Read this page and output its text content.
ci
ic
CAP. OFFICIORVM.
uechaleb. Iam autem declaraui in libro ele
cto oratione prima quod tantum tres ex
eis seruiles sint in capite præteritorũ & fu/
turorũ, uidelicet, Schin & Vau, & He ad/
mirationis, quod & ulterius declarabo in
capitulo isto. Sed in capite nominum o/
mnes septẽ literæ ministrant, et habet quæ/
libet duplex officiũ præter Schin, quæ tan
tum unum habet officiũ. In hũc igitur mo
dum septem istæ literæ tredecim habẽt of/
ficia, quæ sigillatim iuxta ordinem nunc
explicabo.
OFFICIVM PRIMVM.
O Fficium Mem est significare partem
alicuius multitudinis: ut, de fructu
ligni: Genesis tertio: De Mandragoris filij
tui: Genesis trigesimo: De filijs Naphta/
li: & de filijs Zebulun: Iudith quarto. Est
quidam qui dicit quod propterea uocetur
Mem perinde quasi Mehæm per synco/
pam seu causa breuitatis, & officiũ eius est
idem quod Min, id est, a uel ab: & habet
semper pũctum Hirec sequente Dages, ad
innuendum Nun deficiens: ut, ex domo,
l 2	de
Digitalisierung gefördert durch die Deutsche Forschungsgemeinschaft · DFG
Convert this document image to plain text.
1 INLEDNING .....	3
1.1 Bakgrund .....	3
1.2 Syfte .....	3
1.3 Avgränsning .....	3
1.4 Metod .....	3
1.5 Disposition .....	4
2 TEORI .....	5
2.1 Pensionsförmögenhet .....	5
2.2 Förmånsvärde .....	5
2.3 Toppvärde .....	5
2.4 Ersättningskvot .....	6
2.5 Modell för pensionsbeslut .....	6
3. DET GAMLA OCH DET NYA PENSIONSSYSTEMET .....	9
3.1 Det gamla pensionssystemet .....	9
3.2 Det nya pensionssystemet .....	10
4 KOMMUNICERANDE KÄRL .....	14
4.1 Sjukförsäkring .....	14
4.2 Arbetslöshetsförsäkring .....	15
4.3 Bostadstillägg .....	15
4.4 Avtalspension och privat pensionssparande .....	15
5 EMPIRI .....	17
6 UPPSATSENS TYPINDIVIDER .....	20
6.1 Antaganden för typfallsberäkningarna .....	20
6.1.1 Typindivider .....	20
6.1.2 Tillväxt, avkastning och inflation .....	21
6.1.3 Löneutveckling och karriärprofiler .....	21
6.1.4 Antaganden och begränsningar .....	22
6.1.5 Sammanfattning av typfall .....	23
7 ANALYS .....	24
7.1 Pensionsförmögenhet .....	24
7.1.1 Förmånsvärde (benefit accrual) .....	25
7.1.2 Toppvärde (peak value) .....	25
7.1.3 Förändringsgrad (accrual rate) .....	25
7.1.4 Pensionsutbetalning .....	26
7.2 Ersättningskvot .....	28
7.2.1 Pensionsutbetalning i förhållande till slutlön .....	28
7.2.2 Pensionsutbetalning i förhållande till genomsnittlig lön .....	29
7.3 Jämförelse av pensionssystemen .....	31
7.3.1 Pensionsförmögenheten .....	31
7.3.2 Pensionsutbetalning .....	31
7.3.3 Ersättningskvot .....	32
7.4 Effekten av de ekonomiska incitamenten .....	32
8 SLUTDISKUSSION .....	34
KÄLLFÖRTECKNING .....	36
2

> DIRECTIONS FOR THIS TASK:
Give all of the entries again, exactly.

> PROBLEM SOLUTION:
Read this page and output its text content.
ci
ic
CAP. OFFICIORVM.
uechaleb. Iam autem declaraui in libro ele
cto oratione prima quod tantum tres ex
eis seruiles sint in capite præteritorũ & fu/
turorũ, uidelicet, Schin & Vau, & He ad/
mirationis, quod & ulterius declarabo in
capitulo isto. Sed in capite nominum o/
mnes septẽ literæ ministrant, et habet quæ/
libet duplex officiũ præter Schin, quæ tan
tum unum habet officiũ. In hũc igitur mo
dum septem istæ literæ tredecim habẽt of/
ficia, quæ sigillatim iuxta ordinem nunc
explicabo.
OFFICIVM PRIMVM.
O Fficium Mem est significare partem
alicuius multitudinis: ut, de fructu
ligni: Genesis tertio: De Mandragoris filij
tui: Genesis trigesimo: De filijs Naphta/
li: & de filijs Zebulun: Iudith quarto. Est
quidam qui dicit quod propterea uocetur
Mem perinde quasi Mehæm per synco/
pam seu causa breuitatis, & officiũ eius est
idem quod Min, id est, a uel ab: & habet
semper pũctum Hirec sequente Dages, ad
innuendum Nun deficiens: ut, ex domo,
l 2	de
Digitalisierung gefördert durch die Deutsche Forschungsgemeinschaft · DFG
Convert this document image to plain text.
1 INLEDNING .....	3
1.1 Bakgrund .....	3
1.2 Syfte .....	3
1.3 Avgränsning .....	3
1.4 Metod .....	3
1.5 Disposition .....	4
2 TEORI .....	5
2.1 Pensionsförmögenhet .....	5
2.2 Förmånsvärde .....	5
2.3 Toppvärde .....	5
2.4 Ersättningskvot .....	6
2.5 Modell för pensionsbeslut .....	6
3. DET GAMLA OCH DET NYA PENSIONSSYSTEMET .....	9
3.1 Det gamla pensionssystemet .....	9
3.2 Det nya pensionssystemet .....	10
4 KOMMUNICERANDE KÄRL .....	14
4.1 Sjukförsäkring .....	14
4.2 Arbetslöshetsförsäkring .....	15
4.3 Bostadstillägg .....	15
4.4 Avtalspension och privat pensionssparande .....	15
5 EMPIRI .....	17
6 UPPSATSENS TYPINDIVIDER .....	20
6.1 Antaganden för typfallsberäkningarna .....	20
6.1.1 Typindivider .....	20
6.1.2 Tillväxt, avkastning och inflation .....	21
6.1.3 Löneutveckling och karriärprofiler .....	21
6.1.4 Antaganden och begränsningar .....	22
6.1.5 Sammanfattning av typfall .....	23
7 ANALYS .....	24
7.1 Pensionsförmögenhet .....	24
7.1.1 Förmånsvärde (benefit accrual) .....	25
7.1.2 Toppvärde (peak value) .....	25
7.1.3 Förändringsgrad (accrual rate) .....	25
7.1.4 Pensionsutbetalning .....	26
7.2 Ersättningskvot .....	28
7.2.1 Pensionsutbetalning i förhållande till slutlön .....	28
7.2.2 Pensionsutbetalning i förhållande till genomsnittlig lön .....	29
7.3 Jämförelse av pensionssystemen .....	31
7.3.1 Pensionsförmögenheten .....	31
7.3.2 Pensionsutbetalning .....	31
7.3.3 Ersättningskvot .....	32
7.4 Effekten av de ekonomiska incitamenten .....	32
8 SLUTDISKUSSION .....	34
KÄLLFÖRTECKNING .....	36
2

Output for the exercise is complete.